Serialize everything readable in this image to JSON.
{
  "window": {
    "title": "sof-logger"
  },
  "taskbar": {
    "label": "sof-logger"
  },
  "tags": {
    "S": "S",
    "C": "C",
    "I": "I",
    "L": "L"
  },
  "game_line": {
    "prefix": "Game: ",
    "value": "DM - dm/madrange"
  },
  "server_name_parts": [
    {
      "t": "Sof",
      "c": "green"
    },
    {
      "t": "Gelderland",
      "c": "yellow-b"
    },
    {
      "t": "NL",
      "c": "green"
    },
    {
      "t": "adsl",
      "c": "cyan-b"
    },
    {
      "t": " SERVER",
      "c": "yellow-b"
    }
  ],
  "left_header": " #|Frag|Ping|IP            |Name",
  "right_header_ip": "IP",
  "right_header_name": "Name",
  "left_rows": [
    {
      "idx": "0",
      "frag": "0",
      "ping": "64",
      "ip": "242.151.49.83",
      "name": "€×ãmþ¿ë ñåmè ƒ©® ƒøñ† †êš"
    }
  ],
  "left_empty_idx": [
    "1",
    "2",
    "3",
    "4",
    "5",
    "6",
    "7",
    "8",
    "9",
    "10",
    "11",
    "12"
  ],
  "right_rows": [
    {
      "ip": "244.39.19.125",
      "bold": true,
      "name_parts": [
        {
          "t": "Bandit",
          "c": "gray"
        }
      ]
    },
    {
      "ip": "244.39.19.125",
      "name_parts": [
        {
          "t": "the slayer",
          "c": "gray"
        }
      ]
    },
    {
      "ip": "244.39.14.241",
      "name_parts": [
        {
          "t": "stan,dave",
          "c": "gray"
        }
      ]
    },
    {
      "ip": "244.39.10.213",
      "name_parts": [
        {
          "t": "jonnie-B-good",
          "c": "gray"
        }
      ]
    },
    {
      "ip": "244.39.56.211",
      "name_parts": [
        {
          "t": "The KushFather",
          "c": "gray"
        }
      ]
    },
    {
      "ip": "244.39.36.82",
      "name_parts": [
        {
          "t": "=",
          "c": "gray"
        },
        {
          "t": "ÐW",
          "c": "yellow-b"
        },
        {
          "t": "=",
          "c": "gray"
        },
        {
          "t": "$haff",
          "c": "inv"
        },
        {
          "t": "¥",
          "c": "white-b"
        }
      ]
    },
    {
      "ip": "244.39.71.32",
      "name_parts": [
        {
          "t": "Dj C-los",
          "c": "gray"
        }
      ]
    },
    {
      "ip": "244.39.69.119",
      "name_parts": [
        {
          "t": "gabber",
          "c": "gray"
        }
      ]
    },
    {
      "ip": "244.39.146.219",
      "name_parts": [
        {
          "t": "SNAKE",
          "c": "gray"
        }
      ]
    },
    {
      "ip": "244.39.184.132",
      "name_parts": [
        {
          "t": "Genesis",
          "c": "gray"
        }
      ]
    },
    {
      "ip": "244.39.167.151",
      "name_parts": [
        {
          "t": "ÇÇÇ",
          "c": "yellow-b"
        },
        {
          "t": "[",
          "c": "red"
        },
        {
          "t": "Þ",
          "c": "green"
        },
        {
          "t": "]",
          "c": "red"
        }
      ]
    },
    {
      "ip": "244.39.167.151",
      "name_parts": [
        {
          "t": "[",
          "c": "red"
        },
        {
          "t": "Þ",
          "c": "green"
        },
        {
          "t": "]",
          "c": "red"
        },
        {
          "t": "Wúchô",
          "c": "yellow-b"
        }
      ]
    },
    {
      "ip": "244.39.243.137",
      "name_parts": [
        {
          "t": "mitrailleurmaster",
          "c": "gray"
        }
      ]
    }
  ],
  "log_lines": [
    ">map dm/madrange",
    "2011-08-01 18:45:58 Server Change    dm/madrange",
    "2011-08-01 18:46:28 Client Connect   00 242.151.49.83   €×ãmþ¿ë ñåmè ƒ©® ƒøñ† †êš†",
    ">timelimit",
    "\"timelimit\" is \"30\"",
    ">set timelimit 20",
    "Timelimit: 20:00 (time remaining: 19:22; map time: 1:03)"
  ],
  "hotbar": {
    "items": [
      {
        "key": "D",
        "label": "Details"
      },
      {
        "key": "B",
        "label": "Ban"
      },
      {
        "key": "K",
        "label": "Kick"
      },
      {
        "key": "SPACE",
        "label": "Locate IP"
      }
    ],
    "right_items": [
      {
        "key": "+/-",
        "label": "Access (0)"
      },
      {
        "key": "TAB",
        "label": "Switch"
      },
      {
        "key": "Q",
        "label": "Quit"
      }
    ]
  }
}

| TASK DETAILS |
Each entry in the listing is to be copied exactly.

| ANSWER BOX |
Serialize everything readable in this image to JSON.
{
  "window": {
    "title": "sof-logger"
  },
  "taskbar": {
    "label": "sof-logger"
  },
  "tags": {
    "S": "S",
    "C": "C",
    "I": "I",
    "L": "L"
  },
  "game_line": {
    "prefix": "Game: ",
    "value": "DM - dm/madrange"
  },
  "server_name_parts": [
    {
      "t": "Sof",
      "c": "green"
    },
    {
      "t": "Gelderland",
      "c": "yellow-b"
    },
    {
      "t": "NL",
      "c": "green"
    },
    {
      "t": "adsl",
      "c": "cyan-b"
    },
    {
      "t": " SERVER",
      "c": "yellow-b"
    }
  ],
  "left_header": " #|Frag|Ping|IP            |Name",
  "right_header_ip": "IP",
  "right_header_name": "Name",
  "left_rows": [
    {
      "idx": "0",
      "frag": "0",
      "ping": "64",
      "ip": "242.151.49.83",
      "name": "€×ãmþ¿ë ñåmè ƒ©® ƒøñ† †êš"
    }
  ],
  "left_empty_idx": [
    "1",
    "2",
    "3",
    "4",
    "5",
    "6",
    "7",
    "8",
    "9",
    "10",
    "11",
    "12"
  ],
  "right_rows": [
    {
      "ip": "244.39.19.125",
      "bold": true,
      "name_parts": [
        {
          "t": "Bandit",
          "c": "gray"
        }
      ]
    },
    {
      "ip": "244.39.19.125",
      "name_parts": [
        {
          "t": "the slayer",
          "c": "gray"
        }
      ]
    },
    {
      "ip": "244.39.14.241",
      "name_parts": [
        {
          "t": "stan,dave",
          "c": "gray"
        }
      ]
    },
    {
      "ip": "244.39.10.213",
      "name_parts": [
        {
          "t": "jonnie-B-good",
          "c": "gray"
        }
      ]
    },
    {
      "ip": "244.39.56.211",
      "name_parts": [
        {
          "t": "The KushFather",
          "c": "gray"
        }
      ]
    },
    {
      "ip": "244.39.36.82",
      "name_parts": [
        {
          "t": "=",
          "c": "gray"
        },
        {
          "t": "ÐW",
          "c": "yellow-b"
        },
        {
          "t": "=",
          "c": "gray"
        },
        {
          "t": "$haff",
          "c": "inv"
        },
        {
          "t": "¥",
          "c": "white-b"
        }
      ]
    },
    {
      "ip": "244.39.71.32",
      "name_parts": [
        {
          "t": "Dj C-los",
          "c": "gray"
        }
      ]
    },
    {
      "ip": "244.39.69.119",
      "name_parts": [
        {
          "t": "gabber",
          "c": "gray"
        }
      ]
    },
    {
      "ip": "244.39.146.219",
      "name_parts": [
        {
          "t": "SNAKE",
          "c": "gray"
        }
      ]
    },
    {
      "ip": "244.39.184.132",
      "name_parts": [
        {
          "t": "Genesis",
          "c": "gray"
        }
      ]
    },
    {
      "ip": "244.39.167.151",
      "name_parts": [
        {
          "t": "ÇÇÇ",
          "c": "yellow-b"
        },
        {
          "t": "[",
          "c": "red"
        },
        {
          "t": "Þ",
          "c": "green"
        },
        {
          "t": "]",
          "c": "red"
        }
      ]
    },
    {
      "ip": "244.39.167.151",
      "name_parts": [
        {
          "t": "[",
          "c": "red"
        },
        {
          "t": "Þ",
          "c": "green"
        },
        {
          "t": "]",
          "c": "red"
        },
        {
          "t": "Wúchô",
          "c": "yellow-b"
        }
      ]
    },
    {
      "ip": "244.39.243.137",
      "name_parts": [
        {
          "t": "mitrailleurmaster",
          "c": "gray"
        }
      ]
    }
  ],
  "log_lines": [
    ">map dm/madrange",
    "2011-08-01 18:45:58 Server Change    dm/madrange",
    "2011-08-01 18:46:28 Client Connect   00 242.151.49.83   €×ãmþ¿ë ñåmè ƒ©® ƒøñ† †êš†",
    ">timelimit",
    "\"timelimit\" is \"30\"",
    ">set timelimit 20",
    "Timelimit: 20:00 (time remaining: 19:22; map time: 1:03)"
  ],
  "hotbar": {
    "items": [
      {
        "key": "D",
        "label": "Details"
      },
      {
        "key": "B",
        "label": "Ban"
      },
      {
        "key": "K",
        "label": "Kick"
      },
      {
        "key": "SPACE",
        "label": "Locate IP"
      }
    ],
    "right_items": [
      {
        "key": "+/-",
        "label": "Access (0)"
      },
      {
        "key": "TAB",
        "label": "Switch"
      },
      {
        "key": "Q",
        "label": "Quit"
      }
    ]
  }
}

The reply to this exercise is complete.